## Data from a data collection
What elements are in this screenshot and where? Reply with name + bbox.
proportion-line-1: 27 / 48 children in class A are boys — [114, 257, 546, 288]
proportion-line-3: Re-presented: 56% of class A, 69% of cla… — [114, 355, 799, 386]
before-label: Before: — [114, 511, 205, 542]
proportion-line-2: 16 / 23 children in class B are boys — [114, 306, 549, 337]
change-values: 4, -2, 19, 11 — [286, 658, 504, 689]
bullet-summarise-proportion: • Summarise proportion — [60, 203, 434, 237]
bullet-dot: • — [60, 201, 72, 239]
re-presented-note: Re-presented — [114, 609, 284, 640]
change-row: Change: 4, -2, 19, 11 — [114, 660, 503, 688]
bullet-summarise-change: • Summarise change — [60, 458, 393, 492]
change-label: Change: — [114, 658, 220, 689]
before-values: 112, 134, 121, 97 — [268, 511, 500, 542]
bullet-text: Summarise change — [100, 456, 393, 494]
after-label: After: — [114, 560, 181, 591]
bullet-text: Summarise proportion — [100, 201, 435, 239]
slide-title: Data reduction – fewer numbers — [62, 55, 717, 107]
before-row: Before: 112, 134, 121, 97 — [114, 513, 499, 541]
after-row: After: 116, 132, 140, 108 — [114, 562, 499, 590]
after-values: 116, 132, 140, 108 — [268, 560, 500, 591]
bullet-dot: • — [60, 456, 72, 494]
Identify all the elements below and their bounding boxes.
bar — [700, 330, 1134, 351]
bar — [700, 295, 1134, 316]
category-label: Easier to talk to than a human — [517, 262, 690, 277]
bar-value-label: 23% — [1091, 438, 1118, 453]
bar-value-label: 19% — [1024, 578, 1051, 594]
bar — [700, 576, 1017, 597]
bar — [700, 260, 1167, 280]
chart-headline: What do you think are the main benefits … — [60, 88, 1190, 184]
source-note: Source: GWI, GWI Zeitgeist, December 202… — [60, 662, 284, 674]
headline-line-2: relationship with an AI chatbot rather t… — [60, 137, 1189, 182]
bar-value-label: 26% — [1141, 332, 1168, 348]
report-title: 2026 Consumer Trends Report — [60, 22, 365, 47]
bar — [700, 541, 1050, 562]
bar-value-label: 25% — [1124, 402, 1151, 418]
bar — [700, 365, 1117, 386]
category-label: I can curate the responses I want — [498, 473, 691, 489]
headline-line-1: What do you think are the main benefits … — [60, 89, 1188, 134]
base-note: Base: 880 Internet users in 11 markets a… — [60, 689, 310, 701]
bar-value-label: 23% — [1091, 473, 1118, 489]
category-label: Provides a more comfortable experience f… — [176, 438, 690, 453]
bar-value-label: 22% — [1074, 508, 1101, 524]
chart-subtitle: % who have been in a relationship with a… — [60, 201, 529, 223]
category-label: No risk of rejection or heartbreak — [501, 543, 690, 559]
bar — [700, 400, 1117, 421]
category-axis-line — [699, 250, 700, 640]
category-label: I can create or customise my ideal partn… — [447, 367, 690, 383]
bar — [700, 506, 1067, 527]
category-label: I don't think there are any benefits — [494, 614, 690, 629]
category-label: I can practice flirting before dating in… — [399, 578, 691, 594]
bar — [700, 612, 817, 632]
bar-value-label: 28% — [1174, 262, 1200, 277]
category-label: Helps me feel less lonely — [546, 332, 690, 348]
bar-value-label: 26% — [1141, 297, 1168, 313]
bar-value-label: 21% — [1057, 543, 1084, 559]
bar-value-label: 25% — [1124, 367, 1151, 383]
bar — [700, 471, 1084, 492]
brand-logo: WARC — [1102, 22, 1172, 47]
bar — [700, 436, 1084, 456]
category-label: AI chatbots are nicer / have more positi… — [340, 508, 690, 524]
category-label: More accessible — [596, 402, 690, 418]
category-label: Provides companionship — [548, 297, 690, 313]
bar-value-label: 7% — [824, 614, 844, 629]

## PROBLEM DETAILS
Swap every "elements" in the data above for "items". Keep the rest of the data unchanged.

## RESULT OF THE EXERCISE
What items are in this screenshot and where? Reply with name + bbox.
proportion-line-1: 27 / 48 children in class A are boys — [114, 257, 546, 288]
proportion-line-3: Re-presented: 56% of class A, 69% of cla… — [114, 355, 799, 386]
before-label: Before: — [114, 511, 205, 542]
proportion-line-2: 16 / 23 children in class B are boys — [114, 306, 549, 337]
change-values: 4, -2, 19, 11 — [286, 658, 504, 689]
bullet-summarise-proportion: • Summarise proportion — [60, 203, 434, 237]
bullet-dot: • — [60, 201, 72, 239]
re-presented-note: Re-presented — [114, 609, 284, 640]
change-row: Change: 4, -2, 19, 11 — [114, 660, 503, 688]
bullet-summarise-change: • Summarise change — [60, 458, 393, 492]
change-label: Change: — [114, 658, 220, 689]
before-values: 112, 134, 121, 97 — [268, 511, 500, 542]
bullet-text: Summarise change — [100, 456, 393, 494]
after-label: After: — [114, 560, 181, 591]
bullet-text: Summarise proportion — [100, 201, 435, 239]
slide-title: Data reduction – fewer numbers — [62, 55, 717, 107]
before-row: Before: 112, 134, 121, 97 — [114, 513, 499, 541]
after-row: After: 116, 132, 140, 108 — [114, 562, 499, 590]
after-values: 116, 132, 140, 108 — [268, 560, 500, 591]
bullet-dot: • — [60, 456, 72, 494]
Identify all the items below and their bounding boxes.
bar — [700, 330, 1134, 351]
bar — [700, 295, 1134, 316]
category-label: Easier to talk to than a human — [517, 262, 690, 277]
bar-value-label: 23% — [1091, 438, 1118, 453]
bar-value-label: 19% — [1024, 578, 1051, 594]
bar — [700, 576, 1017, 597]
bar — [700, 260, 1167, 280]
chart-headline: What do you think are the main benefits … — [60, 88, 1190, 184]
source-note: Source: GWI, GWI Zeitgeist, December 202… — [60, 662, 284, 674]
headline-line-2: relationship with an AI chatbot rather t… — [60, 137, 1189, 182]
bar-value-label: 26% — [1141, 332, 1168, 348]
report-title: 2026 Consumer Trends Report — [60, 22, 365, 47]
bar — [700, 541, 1050, 562]
bar-value-label: 25% — [1124, 402, 1151, 418]
bar — [700, 365, 1117, 386]
category-label: I can curate the responses I want — [498, 473, 691, 489]
headline-line-1: What do you think are the main benefits … — [60, 89, 1188, 134]
base-note: Base: 880 Internet users in 11 markets a… — [60, 689, 310, 701]
bar-value-label: 23% — [1091, 473, 1118, 489]
category-label: Provides a more comfortable experience f… — [176, 438, 690, 453]
bar-value-label: 22% — [1074, 508, 1101, 524]
chart-subtitle: % who have been in a relationship with a… — [60, 201, 529, 223]
category-label: No risk of rejection or heartbreak — [501, 543, 690, 559]
bar — [700, 400, 1117, 421]
category-axis-line — [699, 250, 700, 640]
category-label: I can create or customise my ideal partn… — [447, 367, 690, 383]
bar — [700, 506, 1067, 527]
category-label: I don't think there are any benefits — [494, 614, 690, 629]
category-label: I can practice flirting before dating in… — [399, 578, 691, 594]
bar — [700, 612, 817, 632]
bar-value-label: 28% — [1174, 262, 1200, 277]
category-label: Helps me feel less lonely — [546, 332, 690, 348]
bar-value-label: 26% — [1141, 297, 1168, 313]
bar-value-label: 21% — [1057, 543, 1084, 559]
bar-value-label: 25% — [1124, 367, 1151, 383]
bar — [700, 471, 1084, 492]
brand-logo: WARC — [1102, 22, 1172, 47]
bar — [700, 436, 1084, 456]
category-label: AI chatbots are nicer / have more positi… — [340, 508, 690, 524]
category-label: More accessible — [596, 402, 690, 418]
category-label: Provides companionship — [548, 297, 690, 313]
bar-value-label: 7% — [824, 614, 844, 629]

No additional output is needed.